====== Raw data ======

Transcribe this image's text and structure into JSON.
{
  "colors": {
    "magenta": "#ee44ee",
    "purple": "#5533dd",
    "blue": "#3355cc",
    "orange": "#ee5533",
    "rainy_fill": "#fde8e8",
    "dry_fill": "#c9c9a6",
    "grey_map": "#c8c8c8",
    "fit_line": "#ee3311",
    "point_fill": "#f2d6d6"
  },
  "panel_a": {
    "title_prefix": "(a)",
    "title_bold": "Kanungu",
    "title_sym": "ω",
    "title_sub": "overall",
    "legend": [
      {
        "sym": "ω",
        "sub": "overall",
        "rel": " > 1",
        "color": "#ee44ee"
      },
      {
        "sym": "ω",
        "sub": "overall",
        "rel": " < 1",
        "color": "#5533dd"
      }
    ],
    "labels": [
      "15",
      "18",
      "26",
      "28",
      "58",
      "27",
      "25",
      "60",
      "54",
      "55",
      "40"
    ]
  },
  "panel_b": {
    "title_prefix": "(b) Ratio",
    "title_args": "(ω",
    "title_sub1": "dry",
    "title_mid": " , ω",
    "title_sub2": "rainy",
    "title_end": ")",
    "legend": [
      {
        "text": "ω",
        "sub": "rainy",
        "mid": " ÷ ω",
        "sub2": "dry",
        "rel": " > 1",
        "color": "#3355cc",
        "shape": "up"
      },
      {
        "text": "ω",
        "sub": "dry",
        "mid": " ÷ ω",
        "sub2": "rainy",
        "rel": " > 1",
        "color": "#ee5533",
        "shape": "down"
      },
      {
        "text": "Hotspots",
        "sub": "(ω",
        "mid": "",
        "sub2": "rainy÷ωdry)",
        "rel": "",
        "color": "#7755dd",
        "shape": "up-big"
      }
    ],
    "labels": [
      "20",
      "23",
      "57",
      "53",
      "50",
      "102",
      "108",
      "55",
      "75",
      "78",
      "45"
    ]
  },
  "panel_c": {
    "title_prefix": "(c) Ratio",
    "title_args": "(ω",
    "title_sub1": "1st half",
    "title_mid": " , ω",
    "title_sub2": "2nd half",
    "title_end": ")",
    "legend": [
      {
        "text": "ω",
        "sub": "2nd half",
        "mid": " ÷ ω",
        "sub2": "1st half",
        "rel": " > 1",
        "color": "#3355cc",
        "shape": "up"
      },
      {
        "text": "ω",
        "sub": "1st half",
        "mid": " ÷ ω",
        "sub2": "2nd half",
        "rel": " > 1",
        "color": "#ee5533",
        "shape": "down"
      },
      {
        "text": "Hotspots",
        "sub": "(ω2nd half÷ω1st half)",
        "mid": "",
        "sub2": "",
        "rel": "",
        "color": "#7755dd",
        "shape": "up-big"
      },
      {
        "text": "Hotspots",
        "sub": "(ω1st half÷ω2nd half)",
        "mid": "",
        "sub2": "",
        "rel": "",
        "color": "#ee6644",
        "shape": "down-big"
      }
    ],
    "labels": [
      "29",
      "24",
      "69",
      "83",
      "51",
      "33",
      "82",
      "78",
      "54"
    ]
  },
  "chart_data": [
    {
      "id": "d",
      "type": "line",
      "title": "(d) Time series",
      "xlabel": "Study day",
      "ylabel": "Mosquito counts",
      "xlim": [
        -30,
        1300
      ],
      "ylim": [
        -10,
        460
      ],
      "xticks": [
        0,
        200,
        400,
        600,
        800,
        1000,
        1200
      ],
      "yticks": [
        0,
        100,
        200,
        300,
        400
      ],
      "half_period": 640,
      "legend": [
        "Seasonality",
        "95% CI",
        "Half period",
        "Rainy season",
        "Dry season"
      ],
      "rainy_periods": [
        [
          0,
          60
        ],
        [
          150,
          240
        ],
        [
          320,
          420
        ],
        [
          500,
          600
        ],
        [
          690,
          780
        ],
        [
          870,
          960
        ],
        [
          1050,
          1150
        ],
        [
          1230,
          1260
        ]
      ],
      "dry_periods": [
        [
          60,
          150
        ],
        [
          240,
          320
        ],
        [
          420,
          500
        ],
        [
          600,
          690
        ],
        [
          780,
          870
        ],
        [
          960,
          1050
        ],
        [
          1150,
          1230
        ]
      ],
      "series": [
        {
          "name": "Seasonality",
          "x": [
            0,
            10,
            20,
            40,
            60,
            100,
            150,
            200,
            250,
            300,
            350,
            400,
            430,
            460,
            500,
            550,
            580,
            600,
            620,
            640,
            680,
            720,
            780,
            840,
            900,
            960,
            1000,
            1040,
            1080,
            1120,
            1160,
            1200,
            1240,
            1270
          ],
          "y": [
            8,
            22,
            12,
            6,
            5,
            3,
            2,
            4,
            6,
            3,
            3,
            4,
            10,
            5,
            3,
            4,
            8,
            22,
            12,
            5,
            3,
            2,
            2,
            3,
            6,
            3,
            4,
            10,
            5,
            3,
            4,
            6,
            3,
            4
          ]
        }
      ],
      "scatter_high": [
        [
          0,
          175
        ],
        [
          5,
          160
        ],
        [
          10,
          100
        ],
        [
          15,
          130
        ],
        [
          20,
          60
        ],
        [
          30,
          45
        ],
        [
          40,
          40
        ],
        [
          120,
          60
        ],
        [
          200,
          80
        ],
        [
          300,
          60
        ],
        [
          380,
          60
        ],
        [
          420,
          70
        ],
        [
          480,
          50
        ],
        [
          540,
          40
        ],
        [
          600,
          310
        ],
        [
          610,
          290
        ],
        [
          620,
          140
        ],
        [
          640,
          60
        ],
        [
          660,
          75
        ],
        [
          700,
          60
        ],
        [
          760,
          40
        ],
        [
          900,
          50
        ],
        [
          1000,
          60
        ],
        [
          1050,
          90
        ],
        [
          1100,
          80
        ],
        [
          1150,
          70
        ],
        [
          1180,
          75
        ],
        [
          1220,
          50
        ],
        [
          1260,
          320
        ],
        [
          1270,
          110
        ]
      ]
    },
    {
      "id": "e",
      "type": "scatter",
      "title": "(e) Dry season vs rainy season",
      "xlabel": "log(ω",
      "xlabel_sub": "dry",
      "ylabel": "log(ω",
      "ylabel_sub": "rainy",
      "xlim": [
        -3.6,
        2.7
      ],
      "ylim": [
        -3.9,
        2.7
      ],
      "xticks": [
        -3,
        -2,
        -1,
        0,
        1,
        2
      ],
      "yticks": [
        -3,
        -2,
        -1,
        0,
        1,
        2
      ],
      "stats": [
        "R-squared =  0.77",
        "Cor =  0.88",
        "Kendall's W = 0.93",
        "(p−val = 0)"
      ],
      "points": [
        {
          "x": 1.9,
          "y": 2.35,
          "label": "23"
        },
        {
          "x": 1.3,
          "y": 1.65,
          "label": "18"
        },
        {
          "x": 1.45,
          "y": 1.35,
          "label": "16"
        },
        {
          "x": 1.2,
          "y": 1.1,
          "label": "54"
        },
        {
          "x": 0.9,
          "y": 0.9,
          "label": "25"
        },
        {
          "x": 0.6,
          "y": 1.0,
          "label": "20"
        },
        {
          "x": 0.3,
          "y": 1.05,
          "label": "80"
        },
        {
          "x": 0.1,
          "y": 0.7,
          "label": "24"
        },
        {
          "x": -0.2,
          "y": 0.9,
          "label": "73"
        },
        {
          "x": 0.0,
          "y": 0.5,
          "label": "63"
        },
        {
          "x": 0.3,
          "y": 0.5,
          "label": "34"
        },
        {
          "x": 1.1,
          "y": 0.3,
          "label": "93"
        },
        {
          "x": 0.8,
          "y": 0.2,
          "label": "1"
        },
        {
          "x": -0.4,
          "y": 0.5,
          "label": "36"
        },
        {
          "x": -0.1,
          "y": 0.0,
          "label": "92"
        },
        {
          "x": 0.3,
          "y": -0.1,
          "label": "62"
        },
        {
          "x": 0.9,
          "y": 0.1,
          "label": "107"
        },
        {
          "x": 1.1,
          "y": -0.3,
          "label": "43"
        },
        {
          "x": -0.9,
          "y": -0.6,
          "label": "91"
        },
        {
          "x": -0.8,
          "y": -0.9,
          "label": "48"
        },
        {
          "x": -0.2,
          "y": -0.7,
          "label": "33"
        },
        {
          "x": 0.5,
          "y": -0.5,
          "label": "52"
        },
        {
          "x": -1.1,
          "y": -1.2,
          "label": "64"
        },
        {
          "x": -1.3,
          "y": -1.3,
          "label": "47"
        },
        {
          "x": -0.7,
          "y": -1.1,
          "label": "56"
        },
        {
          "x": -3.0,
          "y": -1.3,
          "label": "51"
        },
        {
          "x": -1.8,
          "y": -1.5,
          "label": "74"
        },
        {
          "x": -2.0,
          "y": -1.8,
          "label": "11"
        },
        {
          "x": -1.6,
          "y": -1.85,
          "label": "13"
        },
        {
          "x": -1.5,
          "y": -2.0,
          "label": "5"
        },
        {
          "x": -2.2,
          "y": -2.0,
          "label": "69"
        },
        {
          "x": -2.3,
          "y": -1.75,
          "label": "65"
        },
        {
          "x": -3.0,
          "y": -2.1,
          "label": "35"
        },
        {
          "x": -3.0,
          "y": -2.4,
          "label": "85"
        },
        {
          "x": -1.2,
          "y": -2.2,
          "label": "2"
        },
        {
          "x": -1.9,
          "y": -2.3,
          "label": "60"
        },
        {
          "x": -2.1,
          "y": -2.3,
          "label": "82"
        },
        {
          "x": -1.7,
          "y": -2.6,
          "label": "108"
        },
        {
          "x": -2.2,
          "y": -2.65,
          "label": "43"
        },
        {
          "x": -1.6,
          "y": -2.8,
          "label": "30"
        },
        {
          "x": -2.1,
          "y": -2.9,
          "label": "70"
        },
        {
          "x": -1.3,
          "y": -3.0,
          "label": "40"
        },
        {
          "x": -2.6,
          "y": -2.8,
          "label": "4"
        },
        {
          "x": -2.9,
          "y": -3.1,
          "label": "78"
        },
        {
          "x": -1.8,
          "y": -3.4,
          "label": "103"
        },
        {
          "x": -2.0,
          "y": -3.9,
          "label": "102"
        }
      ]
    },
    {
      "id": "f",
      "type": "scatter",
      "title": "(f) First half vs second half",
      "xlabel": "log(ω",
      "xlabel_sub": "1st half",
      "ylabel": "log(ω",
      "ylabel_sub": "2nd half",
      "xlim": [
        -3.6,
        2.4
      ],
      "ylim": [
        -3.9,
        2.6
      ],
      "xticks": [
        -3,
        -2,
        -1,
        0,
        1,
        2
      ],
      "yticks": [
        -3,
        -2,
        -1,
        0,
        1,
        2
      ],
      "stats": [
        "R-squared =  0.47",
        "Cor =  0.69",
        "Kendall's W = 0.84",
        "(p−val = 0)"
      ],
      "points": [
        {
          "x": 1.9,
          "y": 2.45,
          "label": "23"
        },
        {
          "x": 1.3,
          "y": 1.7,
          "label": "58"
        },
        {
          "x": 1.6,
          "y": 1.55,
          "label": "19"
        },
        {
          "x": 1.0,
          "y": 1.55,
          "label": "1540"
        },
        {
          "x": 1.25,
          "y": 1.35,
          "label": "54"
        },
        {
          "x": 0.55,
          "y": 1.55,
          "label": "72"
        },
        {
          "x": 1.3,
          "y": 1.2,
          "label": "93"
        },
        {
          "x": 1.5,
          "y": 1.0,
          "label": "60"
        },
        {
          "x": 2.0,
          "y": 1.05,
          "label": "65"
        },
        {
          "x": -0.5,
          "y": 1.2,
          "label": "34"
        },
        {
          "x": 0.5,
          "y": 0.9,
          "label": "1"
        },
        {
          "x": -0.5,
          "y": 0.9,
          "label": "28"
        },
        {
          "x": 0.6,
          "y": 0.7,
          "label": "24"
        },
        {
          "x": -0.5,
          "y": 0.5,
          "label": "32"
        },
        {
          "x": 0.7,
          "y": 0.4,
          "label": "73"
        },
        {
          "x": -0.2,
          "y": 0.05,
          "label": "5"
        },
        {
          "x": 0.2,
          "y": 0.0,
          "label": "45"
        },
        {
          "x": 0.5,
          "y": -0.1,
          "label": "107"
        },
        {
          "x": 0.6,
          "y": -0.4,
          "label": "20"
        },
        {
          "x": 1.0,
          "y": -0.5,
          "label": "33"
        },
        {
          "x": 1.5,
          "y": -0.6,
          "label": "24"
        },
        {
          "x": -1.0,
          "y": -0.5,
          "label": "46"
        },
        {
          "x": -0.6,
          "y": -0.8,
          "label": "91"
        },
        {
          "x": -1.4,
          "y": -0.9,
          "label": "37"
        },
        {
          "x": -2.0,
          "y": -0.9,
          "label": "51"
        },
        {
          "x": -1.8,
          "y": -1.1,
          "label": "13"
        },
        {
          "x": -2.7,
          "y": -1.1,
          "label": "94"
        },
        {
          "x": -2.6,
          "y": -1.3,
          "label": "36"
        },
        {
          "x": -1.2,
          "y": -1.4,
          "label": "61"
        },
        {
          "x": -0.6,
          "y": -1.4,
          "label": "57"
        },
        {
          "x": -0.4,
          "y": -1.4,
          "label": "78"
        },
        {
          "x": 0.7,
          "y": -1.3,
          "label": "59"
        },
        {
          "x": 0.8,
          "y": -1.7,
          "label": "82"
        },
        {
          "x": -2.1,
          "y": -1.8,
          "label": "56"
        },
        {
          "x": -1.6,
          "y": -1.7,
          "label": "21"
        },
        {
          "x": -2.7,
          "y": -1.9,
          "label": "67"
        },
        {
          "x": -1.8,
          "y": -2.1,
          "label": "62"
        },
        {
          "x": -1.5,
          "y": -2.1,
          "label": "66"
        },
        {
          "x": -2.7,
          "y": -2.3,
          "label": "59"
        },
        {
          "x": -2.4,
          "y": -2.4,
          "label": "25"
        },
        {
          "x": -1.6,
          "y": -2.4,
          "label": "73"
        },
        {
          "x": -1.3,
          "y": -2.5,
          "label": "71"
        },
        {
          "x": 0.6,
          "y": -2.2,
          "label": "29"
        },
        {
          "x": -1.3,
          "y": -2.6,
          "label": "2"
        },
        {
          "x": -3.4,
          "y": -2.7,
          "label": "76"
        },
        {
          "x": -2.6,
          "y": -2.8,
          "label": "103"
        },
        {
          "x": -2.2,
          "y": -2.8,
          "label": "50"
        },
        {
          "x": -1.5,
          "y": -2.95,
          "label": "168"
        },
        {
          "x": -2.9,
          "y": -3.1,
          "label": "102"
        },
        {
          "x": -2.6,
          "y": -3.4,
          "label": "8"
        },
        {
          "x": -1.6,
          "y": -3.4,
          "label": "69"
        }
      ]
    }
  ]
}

======

• **What is asked**
From the listing, copy each line containing the word "Ratio".

• **Full response**
    "title_prefix": "(b) Ratio",
    "title_prefix": "(c) Ratio",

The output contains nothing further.